Data excerpts
★ ★ ★ ★
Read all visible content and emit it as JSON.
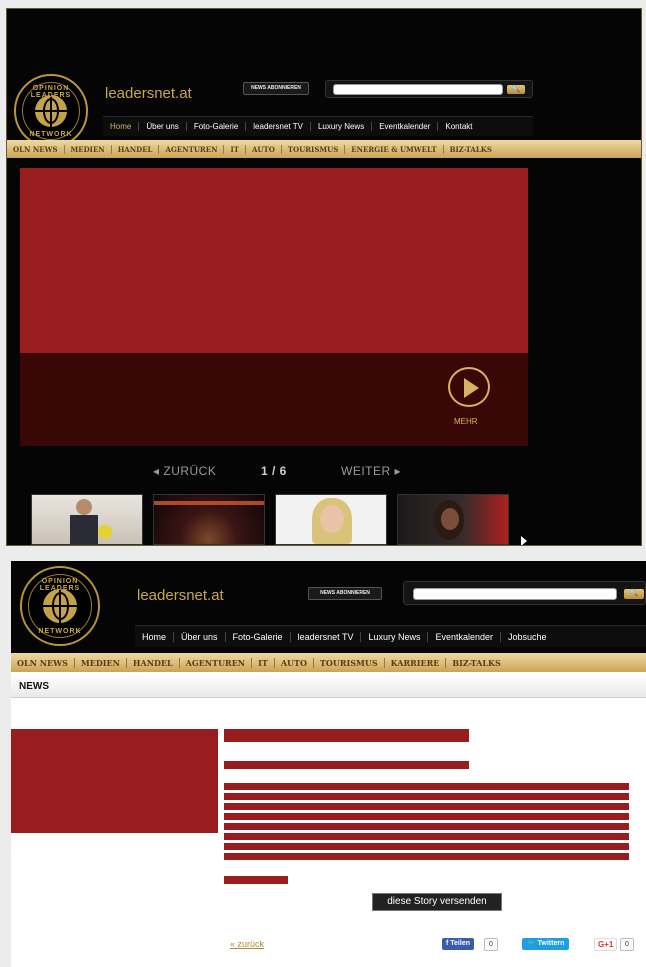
{
  "site": {
    "name": "leadersnet.at",
    "logo_top": "OPINION LEADERS",
    "logo_bottom": "NETWORK",
    "news_button": "NEWS ABONNIEREN",
    "search_button": "🔍"
  },
  "panel1": {
    "main_nav": [
      "Home",
      "Über uns",
      "Foto-Galerie",
      "leadersnet TV",
      "Luxury News",
      "Eventkalender",
      "Kontakt"
    ],
    "sub_nav": [
      "OLN NEWS",
      "MEDIEN",
      "HANDEL",
      "AGENTUREN",
      "IT",
      "AUTO",
      "TOURISMUS",
      "ENERGIE & UMWELT",
      "BIZ-TALKS"
    ],
    "slider": {
      "more_label": "MEHR",
      "prev_label": "◂ ZURÜCK",
      "counter": "1 / 6",
      "next_label": "WEITER ▸"
    }
  },
  "panel2": {
    "main_nav": [
      "Home",
      "Über uns",
      "Foto-Galerie",
      "leadersnet TV",
      "Luxury News",
      "Eventkalender",
      "Jobsuche"
    ],
    "sub_nav": [
      "OLN NEWS",
      "MEDIEN",
      "HANDEL",
      "AGENTUREN",
      "IT",
      "AUTO",
      "TOURISMUS",
      "KARRIERE",
      "BIZ-TALKS"
    ],
    "section_label": "NEWS",
    "send_story": "diese Story versenden",
    "back_link": "« zurück",
    "share": {
      "facebook": "f Teilen",
      "facebook_count": "0",
      "twitter": "🐦 Twittern",
      "gplus": "G+1",
      "gplus_count": "0"
    }
  },
  "colors": {
    "accent_gold": "#c9a84a",
    "placeholder_red": "#991c1f",
    "header_bg": "#050505"
  }
}
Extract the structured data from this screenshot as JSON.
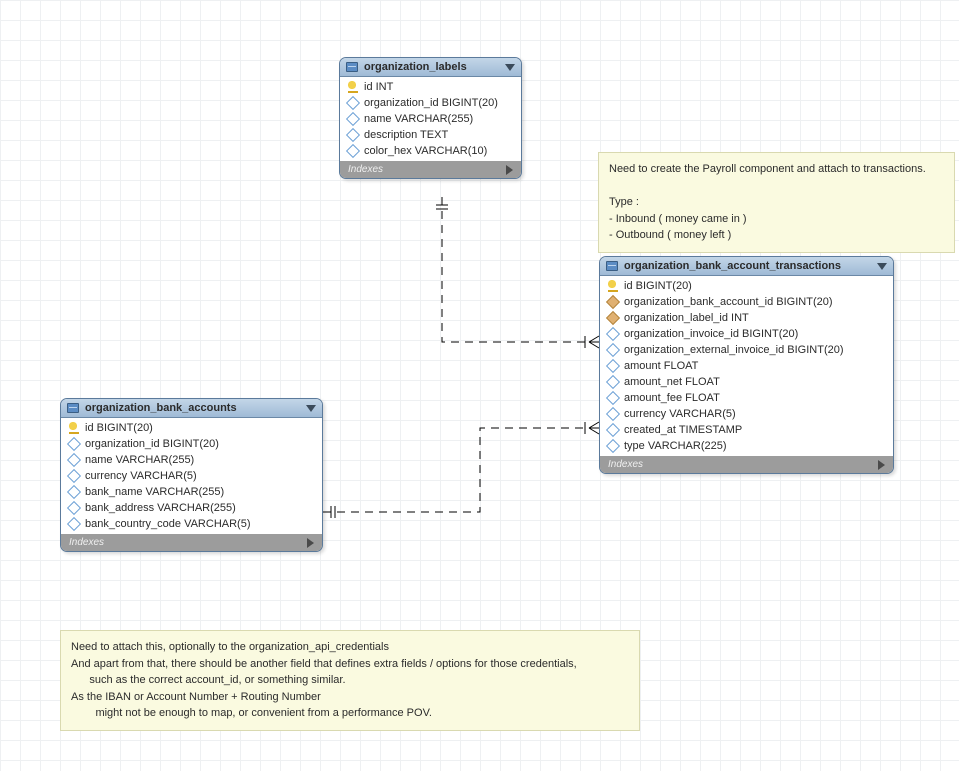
{
  "tables": {
    "labels": {
      "title": "organization_labels",
      "cols": [
        {
          "icon": "pk",
          "text": "id INT"
        },
        {
          "icon": "attr",
          "text": "organization_id BIGINT(20)"
        },
        {
          "icon": "attr",
          "text": "name VARCHAR(255)"
        },
        {
          "icon": "attr",
          "text": "description TEXT"
        },
        {
          "icon": "attr",
          "text": "color_hex VARCHAR(10)"
        }
      ]
    },
    "accounts": {
      "title": "organization_bank_accounts",
      "cols": [
        {
          "icon": "pk",
          "text": "id BIGINT(20)"
        },
        {
          "icon": "attr",
          "text": "organization_id BIGINT(20)"
        },
        {
          "icon": "attr",
          "text": "name VARCHAR(255)"
        },
        {
          "icon": "attr",
          "text": "currency VARCHAR(5)"
        },
        {
          "icon": "attr",
          "text": "bank_name VARCHAR(255)"
        },
        {
          "icon": "attr",
          "text": "bank_address VARCHAR(255)"
        },
        {
          "icon": "attr",
          "text": "bank_country_code VARCHAR(5)"
        }
      ]
    },
    "transactions": {
      "title": "organization_bank_account_transactions",
      "cols": [
        {
          "icon": "pk",
          "text": "id BIGINT(20)"
        },
        {
          "icon": "fk",
          "text": "organization_bank_account_id BIGINT(20)"
        },
        {
          "icon": "fk",
          "text": "organization_label_id INT"
        },
        {
          "icon": "attr",
          "text": "organization_invoice_id BIGINT(20)"
        },
        {
          "icon": "attr",
          "text": "organization_external_invoice_id BIGINT(20)"
        },
        {
          "icon": "attr",
          "text": "amount FLOAT"
        },
        {
          "icon": "attr",
          "text": "amount_net FLOAT"
        },
        {
          "icon": "attr",
          "text": "amount_fee FLOAT"
        },
        {
          "icon": "attr",
          "text": "currency VARCHAR(5)"
        },
        {
          "icon": "attr",
          "text": "created_at TIMESTAMP"
        },
        {
          "icon": "attr",
          "text": "type VARCHAR(225)"
        }
      ]
    }
  },
  "indexes_label": "Indexes",
  "notes": {
    "top": {
      "lines": [
        "Need to create the Payroll component and attach to transactions.",
        "",
        "Type :",
        "- Inbound ( money came in )",
        "- Outbound ( money left )"
      ]
    },
    "bottom": {
      "lines": [
        "Need to attach this, optionally to the organization_api_credentials",
        "And apart from that, there should be another field that defines extra fields / options for those credentials,",
        "      such as the correct account_id, or something similar.",
        "As the IBAN or Account Number + Routing Number",
        "        might not be enough to map, or convenient from a performance POV."
      ]
    }
  }
}
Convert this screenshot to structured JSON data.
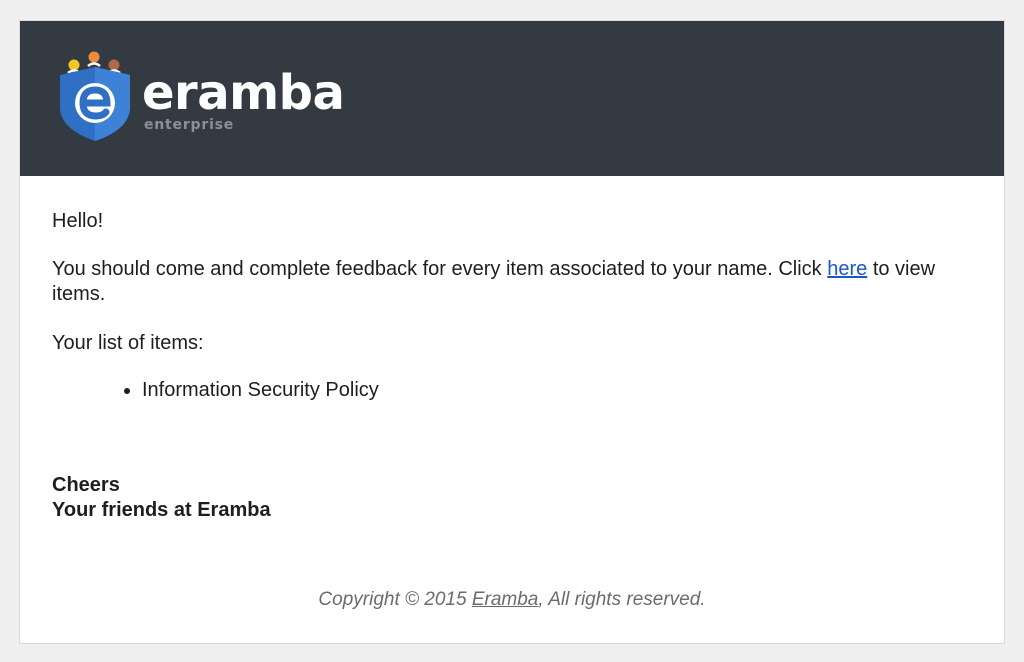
{
  "header": {
    "logo": {
      "wordmark": "eramba",
      "subtitle": "enterprise",
      "icon": "eramba-shield-logo-icon"
    }
  },
  "email": {
    "greeting": "Hello!",
    "message_before_link": "You should come and complete feedback for every item associated to your name. Click ",
    "link_text": "here",
    "message_after_link": " to view items.",
    "list_title": "Your list of items:",
    "items": [
      {
        "label": "Information Security Policy"
      }
    ],
    "signoff_line1": "Cheers",
    "signoff_line2": "Your friends at Eramba"
  },
  "footer": {
    "text_before": "Copyright © 2015 ",
    "link_text": "Eramba",
    "text_after": ", All rights reserved."
  },
  "colors": {
    "header_bg": "#343a42",
    "shield_blue": "#2f6fc4",
    "link_blue": "#1a57c9",
    "dot_yellow": "#f3c623",
    "dot_orange": "#f08a3c",
    "dot_brown": "#b06a45"
  }
}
★ ★ ★ ★
GOAL » Please set down each line of the data above exactly as written, without the pictures.

EXERCISE OUTPUT »
Read all visible content and emit it as JSON.
{
  "site": {
    "name": "leadersnet.at",
    "logo_top": "OPINION LEADERS",
    "logo_bottom": "NETWORK",
    "news_button": "NEWS ABONNIEREN",
    "search_button": "🔍"
  },
  "panel1": {
    "main_nav": [
      "Home",
      "Über uns",
      "Foto-Galerie",
      "leadersnet TV",
      "Luxury News",
      "Eventkalender",
      "Kontakt"
    ],
    "sub_nav": [
      "OLN NEWS",
      "MEDIEN",
      "HANDEL",
      "AGENTUREN",
      "IT",
      "AUTO",
      "TOURISMUS",
      "ENERGIE & UMWELT",
      "BIZ-TALKS"
    ],
    "slider": {
      "more_label": "MEHR",
      "prev_label": "◂ ZURÜCK",
      "counter": "1 / 6",
      "next_label": "WEITER ▸"
    }
  },
  "panel2": {
    "main_nav": [
      "Home",
      "Über uns",
      "Foto-Galerie",
      "leadersnet TV",
      "Luxury News",
      "Eventkalender",
      "Jobsuche"
    ],
    "sub_nav": [
      "OLN NEWS",
      "MEDIEN",
      "HANDEL",
      "AGENTUREN",
      "IT",
      "AUTO",
      "TOURISMUS",
      "KARRIERE",
      "BIZ-TALKS"
    ],
    "section_label": "NEWS",
    "send_story": "diese Story versenden",
    "back_link": "« zurück",
    "share": {
      "facebook": "f Teilen",
      "facebook_count": "0",
      "twitter": "🐦 Twittern",
      "gplus": "G+1",
      "gplus_count": "0"
    }
  },
  "colors": {
    "accent_gold": "#c9a84a",
    "placeholder_red": "#991c1f",
    "header_bg": "#050505"
  }
}
Extract the structured data from this screenshot as JSON.
{
  "tables": {
    "labels": {
      "title": "organization_labels",
      "cols": [
        {
          "icon": "pk",
          "text": "id INT"
        },
        {
          "icon": "attr",
          "text": "organization_id BIGINT(20)"
        },
        {
          "icon": "attr",
          "text": "name VARCHAR(255)"
        },
        {
          "icon": "attr",
          "text": "description TEXT"
        },
        {
          "icon": "attr",
          "text": "color_hex VARCHAR(10)"
        }
      ]
    },
    "accounts": {
      "title": "organization_bank_accounts",
      "cols": [
        {
          "icon": "pk",
          "text": "id BIGINT(20)"
        },
        {
          "icon": "attr",
          "text": "organization_id BIGINT(20)"
        },
        {
          "icon": "attr",
          "text": "name VARCHAR(255)"
        },
        {
          "icon": "attr",
          "text": "currency VARCHAR(5)"
        },
        {
          "icon": "attr",
          "text": "bank_name VARCHAR(255)"
        },
        {
          "icon": "attr",
          "text": "bank_address VARCHAR(255)"
        },
        {
          "icon": "attr",
          "text": "bank_country_code VARCHAR(5)"
        }
      ]
    },
    "transactions": {
      "title": "organization_bank_account_transactions",
      "cols": [
        {
          "icon": "pk",
          "text": "id BIGINT(20)"
        },
        {
          "icon": "fk",
          "text": "organization_bank_account_id BIGINT(20)"
        },
        {
          "icon": "fk",
          "text": "organization_label_id INT"
        },
        {
          "icon": "attr",
          "text": "organization_invoice_id BIGINT(20)"
        },
        {
          "icon": "attr",
          "text": "organization_external_invoice_id BIGINT(20)"
        },
        {
          "icon": "attr",
          "text": "amount FLOAT"
        },
        {
          "icon": "attr",
          "text": "amount_net FLOAT"
        },
        {
          "icon": "attr",
          "text": "amount_fee FLOAT"
        },
        {
          "icon": "attr",
          "text": "currency VARCHAR(5)"
        },
        {
          "icon": "attr",
          "text": "created_at TIMESTAMP"
        },
        {
          "icon": "attr",
          "text": "type VARCHAR(225)"
        }
      ]
    }
  },
  "indexes_label": "Indexes",
  "notes": {
    "top": {
      "lines": [
        "Need to create the Payroll component and attach to transactions.",
        "",
        "Type :",
        "- Inbound ( money came in )",
        "- Outbound ( money left )"
      ]
    },
    "bottom": {
      "lines": [
        "Need to attach this, optionally to the organization_api_credentials",
        "And apart from that, there should be another field that defines extra fields / options for those credentials,",
        "      such as the correct account_id, or something similar.",
        "As the IBAN or Account Number + Routing Number",
        "        might not be enough to map, or convenient from a performance POV."
      ]
    }
  }
}
Convert this screenshot to structured JSON data.
{
  "header": {
    "logo": {
      "wordmark": "eramba",
      "subtitle": "enterprise",
      "icon": "eramba-shield-logo-icon"
    }
  },
  "email": {
    "greeting": "Hello!",
    "message_before_link": "You should come and complete feedback for every item associated to your name. Click ",
    "link_text": "here",
    "message_after_link": " to view items.",
    "list_title": "Your list of items:",
    "items": [
      {
        "label": "Information Security Policy"
      }
    ],
    "signoff_line1": "Cheers",
    "signoff_line2": "Your friends at Eramba"
  },
  "footer": {
    "text_before": "Copyright © 2015 ",
    "link_text": "Eramba",
    "text_after": ", All rights reserved."
  },
  "colors": {
    "header_bg": "#343a42",
    "shield_blue": "#2f6fc4",
    "link_blue": "#1a57c9",
    "dot_yellow": "#f3c623",
    "dot_orange": "#f08a3c",
    "dot_brown": "#b06a45"
  }
}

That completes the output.